— start SUPPLIED RECORDS —

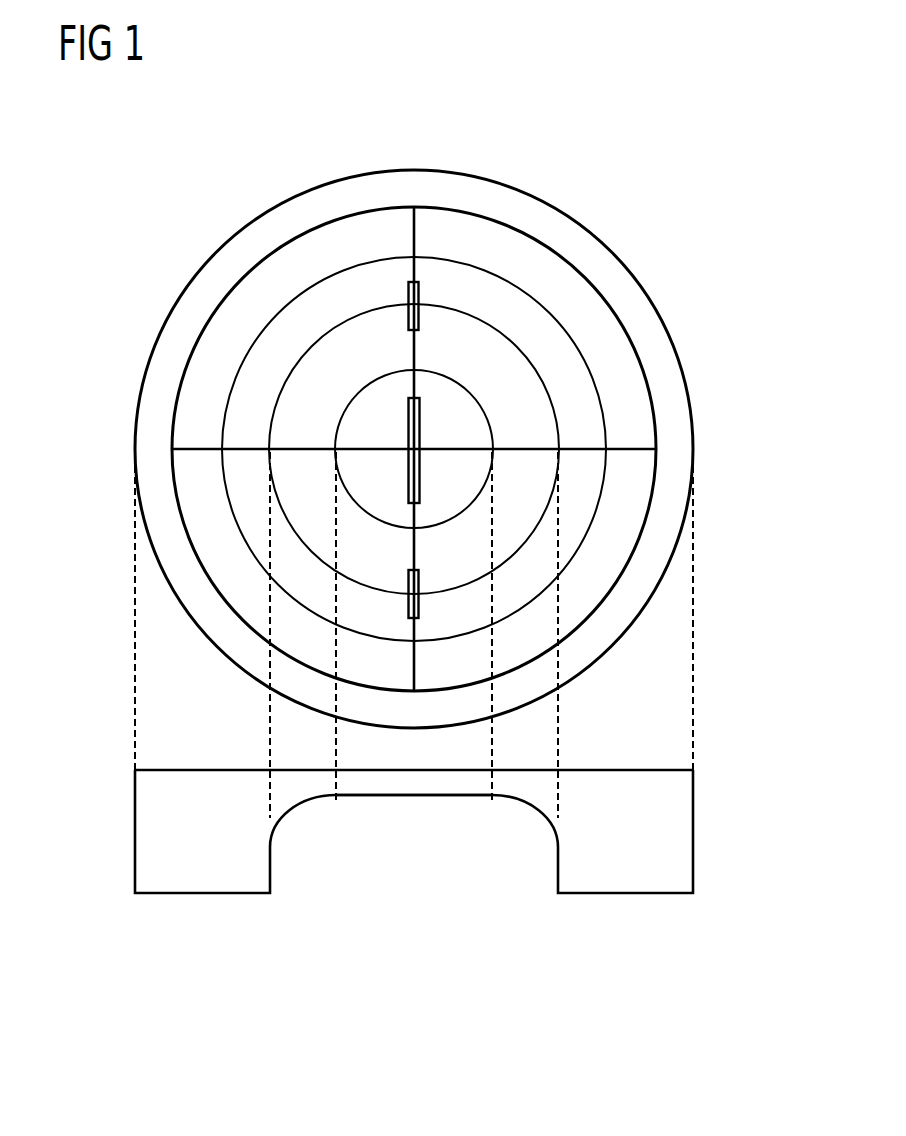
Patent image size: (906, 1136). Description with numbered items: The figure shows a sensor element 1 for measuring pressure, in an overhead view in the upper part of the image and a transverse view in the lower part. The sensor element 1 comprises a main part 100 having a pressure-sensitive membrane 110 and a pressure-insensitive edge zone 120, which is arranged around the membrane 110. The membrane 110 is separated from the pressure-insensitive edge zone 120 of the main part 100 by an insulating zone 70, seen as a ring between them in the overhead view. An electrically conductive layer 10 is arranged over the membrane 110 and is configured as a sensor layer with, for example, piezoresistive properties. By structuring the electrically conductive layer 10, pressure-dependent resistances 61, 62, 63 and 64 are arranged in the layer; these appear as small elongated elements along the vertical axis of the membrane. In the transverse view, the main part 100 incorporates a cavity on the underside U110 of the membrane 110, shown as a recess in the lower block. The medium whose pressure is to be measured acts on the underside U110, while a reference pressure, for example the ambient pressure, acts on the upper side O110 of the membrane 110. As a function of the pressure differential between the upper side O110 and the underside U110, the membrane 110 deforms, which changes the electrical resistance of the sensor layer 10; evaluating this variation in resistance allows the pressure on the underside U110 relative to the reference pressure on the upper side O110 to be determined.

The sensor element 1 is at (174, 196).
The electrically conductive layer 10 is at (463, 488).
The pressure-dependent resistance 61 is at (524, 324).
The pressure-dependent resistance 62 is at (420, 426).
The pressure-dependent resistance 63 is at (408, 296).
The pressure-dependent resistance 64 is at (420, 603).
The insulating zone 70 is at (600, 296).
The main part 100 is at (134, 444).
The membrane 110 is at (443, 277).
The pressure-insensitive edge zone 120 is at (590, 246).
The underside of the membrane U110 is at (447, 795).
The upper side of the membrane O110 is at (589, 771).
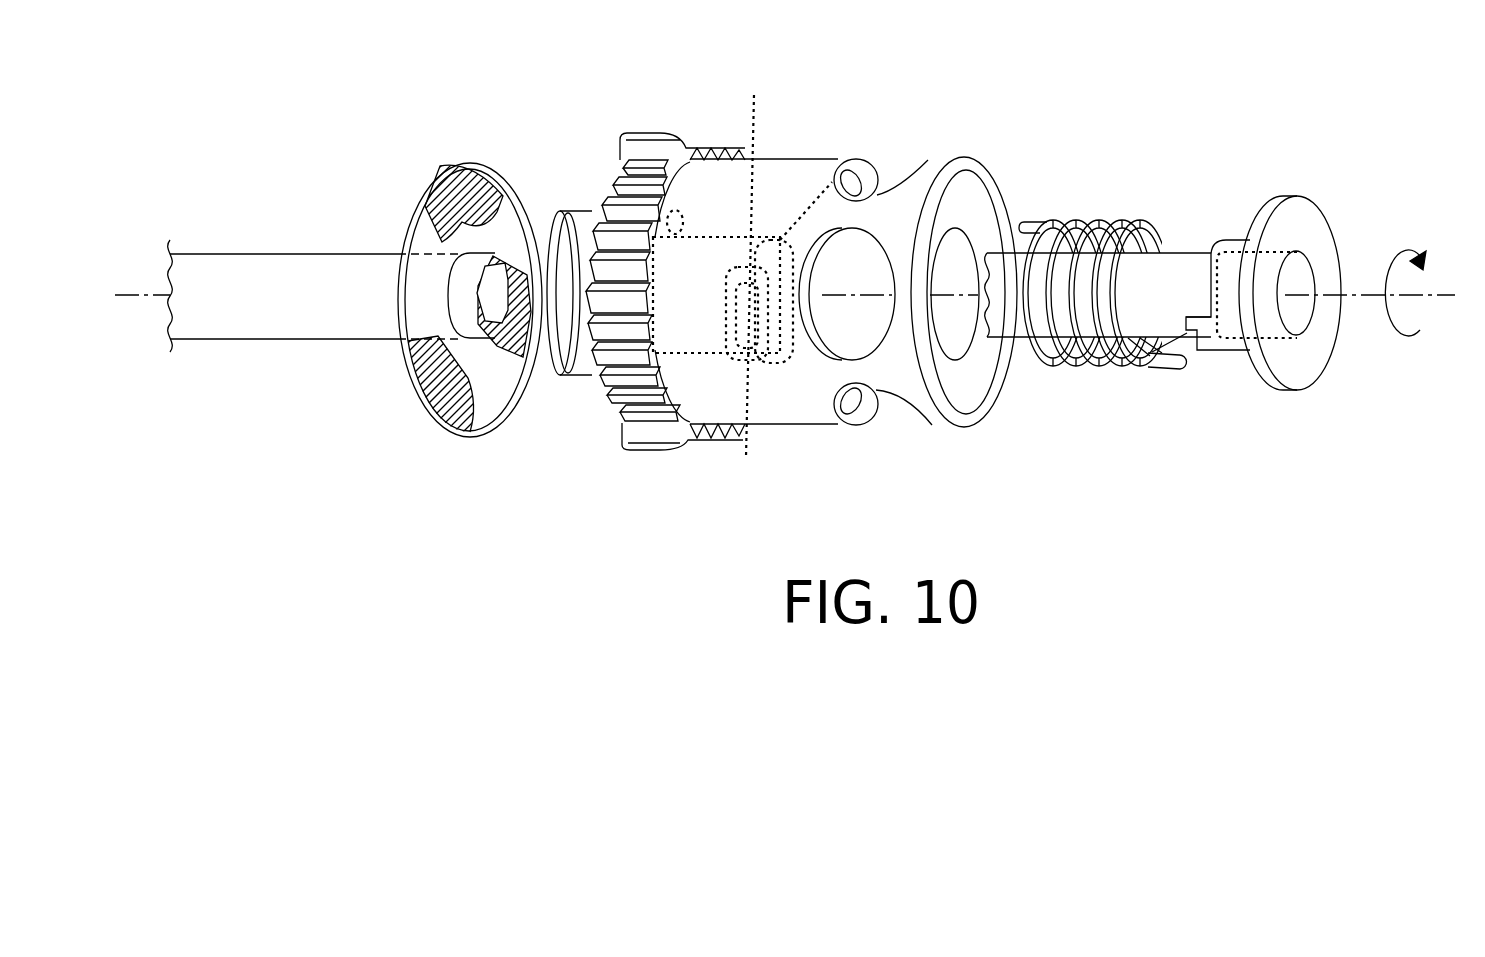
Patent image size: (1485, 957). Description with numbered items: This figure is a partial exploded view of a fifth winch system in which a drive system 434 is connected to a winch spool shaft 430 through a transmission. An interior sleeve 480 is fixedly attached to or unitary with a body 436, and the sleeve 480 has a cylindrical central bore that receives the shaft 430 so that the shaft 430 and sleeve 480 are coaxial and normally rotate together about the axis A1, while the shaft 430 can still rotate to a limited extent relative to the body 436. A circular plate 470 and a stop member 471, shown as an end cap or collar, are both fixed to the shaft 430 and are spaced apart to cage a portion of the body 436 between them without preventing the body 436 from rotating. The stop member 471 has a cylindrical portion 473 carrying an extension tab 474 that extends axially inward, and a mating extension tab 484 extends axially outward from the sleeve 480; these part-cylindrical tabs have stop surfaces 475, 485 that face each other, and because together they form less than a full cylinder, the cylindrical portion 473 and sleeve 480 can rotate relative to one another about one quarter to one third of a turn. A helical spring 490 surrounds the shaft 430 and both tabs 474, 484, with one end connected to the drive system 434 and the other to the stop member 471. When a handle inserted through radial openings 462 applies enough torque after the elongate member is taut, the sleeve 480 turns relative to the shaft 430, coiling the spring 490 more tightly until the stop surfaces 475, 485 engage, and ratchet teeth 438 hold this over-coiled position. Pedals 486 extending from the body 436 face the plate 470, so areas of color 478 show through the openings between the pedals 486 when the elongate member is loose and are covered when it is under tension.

— end SUPPLIED RECORDS —

__EXERCISE DESCRIPTION__. Locate each line in the entries above that contains the string "insulating", matching case exactly, and copy those lines.

__THE OUTPUT__.
Patent image size: (906, 1136). Description with numbered items: The figure shows a sensor element 1 for measuring pressure, in an overhead view in the upper part of the image and a transverse view in the lower part. The sensor element 1 comprises a main part 100 having a pressure-sensitive membrane 110 and a pressure-insensitive edge zone 120, which is arranged around the membrane 110. The membrane 110 is separated from the pressure-insensitive edge zone 120 of the main part 100 by an insulating zone 70, seen as a ring between them in the overhead view. An electrically conductive layer 10 is arranged over the membrane 110 and is configured as a sensor layer with, for example, piezoresistive properties. By structuring the electrically conductive layer 10, pressure-dependent resistances 61, 62, 63 and 64 are arranged in the layer; these appear as small elongated elements along the vertical axis of the membrane. In the transverse view, the main part 100 incorporates a cavity on the underside U110 of the membrane 110, shown as a recess in the lower block. The medium whose pressure is to be measured acts on the underside U110, while a reference pressure, for example the ambient pressure, acts on the upper side O110 of the membrane 110. As a function of the pressure differential between the upper side O110 and the underside U110, the membrane 110 deforms, which changes the electrical resistance of the sensor layer 10; evaluating this variation in resistance allows the pressure on the underside U110 relative to the reference pressure on the upper side O110 to be determined.
The insulating zone 70 is at (600, 296).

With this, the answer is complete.